═════ Input ═════

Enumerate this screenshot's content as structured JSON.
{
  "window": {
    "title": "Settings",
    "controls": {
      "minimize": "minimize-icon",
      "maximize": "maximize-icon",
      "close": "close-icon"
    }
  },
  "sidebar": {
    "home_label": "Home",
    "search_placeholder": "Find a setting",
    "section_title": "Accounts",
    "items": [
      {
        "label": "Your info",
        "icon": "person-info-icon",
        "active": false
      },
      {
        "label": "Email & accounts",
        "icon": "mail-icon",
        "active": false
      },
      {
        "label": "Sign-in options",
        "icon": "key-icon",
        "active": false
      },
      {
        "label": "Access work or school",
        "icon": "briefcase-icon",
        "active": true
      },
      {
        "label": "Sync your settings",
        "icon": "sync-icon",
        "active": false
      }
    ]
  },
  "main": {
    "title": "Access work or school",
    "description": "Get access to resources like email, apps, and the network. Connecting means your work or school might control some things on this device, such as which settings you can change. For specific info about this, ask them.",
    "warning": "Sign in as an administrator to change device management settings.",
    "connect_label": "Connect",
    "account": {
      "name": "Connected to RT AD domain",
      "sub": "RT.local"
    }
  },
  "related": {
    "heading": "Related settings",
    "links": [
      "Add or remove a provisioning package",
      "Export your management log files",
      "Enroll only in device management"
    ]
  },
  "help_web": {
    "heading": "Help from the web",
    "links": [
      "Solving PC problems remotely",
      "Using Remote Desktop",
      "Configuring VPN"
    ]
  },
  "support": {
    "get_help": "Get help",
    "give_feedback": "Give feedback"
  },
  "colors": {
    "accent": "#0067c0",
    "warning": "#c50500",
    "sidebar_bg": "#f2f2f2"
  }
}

═════

_Your task_
Output the records exactly, including every line.

_Response_
Enumerate this screenshot's content as structured JSON.
{
  "window": {
    "title": "Settings",
    "controls": {
      "minimize": "minimize-icon",
      "maximize": "maximize-icon",
      "close": "close-icon"
    }
  },
  "sidebar": {
    "home_label": "Home",
    "search_placeholder": "Find a setting",
    "section_title": "Accounts",
    "items": [
      {
        "label": "Your info",
        "icon": "person-info-icon",
        "active": false
      },
      {
        "label": "Email & accounts",
        "icon": "mail-icon",
        "active": false
      },
      {
        "label": "Sign-in options",
        "icon": "key-icon",
        "active": false
      },
      {
        "label": "Access work or school",
        "icon": "briefcase-icon",
        "active": true
      },
      {
        "label": "Sync your settings",
        "icon": "sync-icon",
        "active": false
      }
    ]
  },
  "main": {
    "title": "Access work or school",
    "description": "Get access to resources like email, apps, and the network. Connecting means your work or school might control some things on this device, such as which settings you can change. For specific info about this, ask them.",
    "warning": "Sign in as an administrator to change device management settings.",
    "connect_label": "Connect",
    "account": {
      "name": "Connected to RT AD domain",
      "sub": "RT.local"
    }
  },
  "related": {
    "heading": "Related settings",
    "links": [
      "Add or remove a provisioning package",
      "Export your management log files",
      "Enroll only in device management"
    ]
  },
  "help_web": {
    "heading": "Help from the web",
    "links": [
      "Solving PC problems remotely",
      "Using Remote Desktop",
      "Configuring VPN"
    ]
  },
  "support": {
    "get_help": "Get help",
    "give_feedback": "Give feedback"
  },
  "colors": {
    "accent": "#0067c0",
    "warning": "#c50500",
    "sidebar_bg": "#f2f2f2"
  }
}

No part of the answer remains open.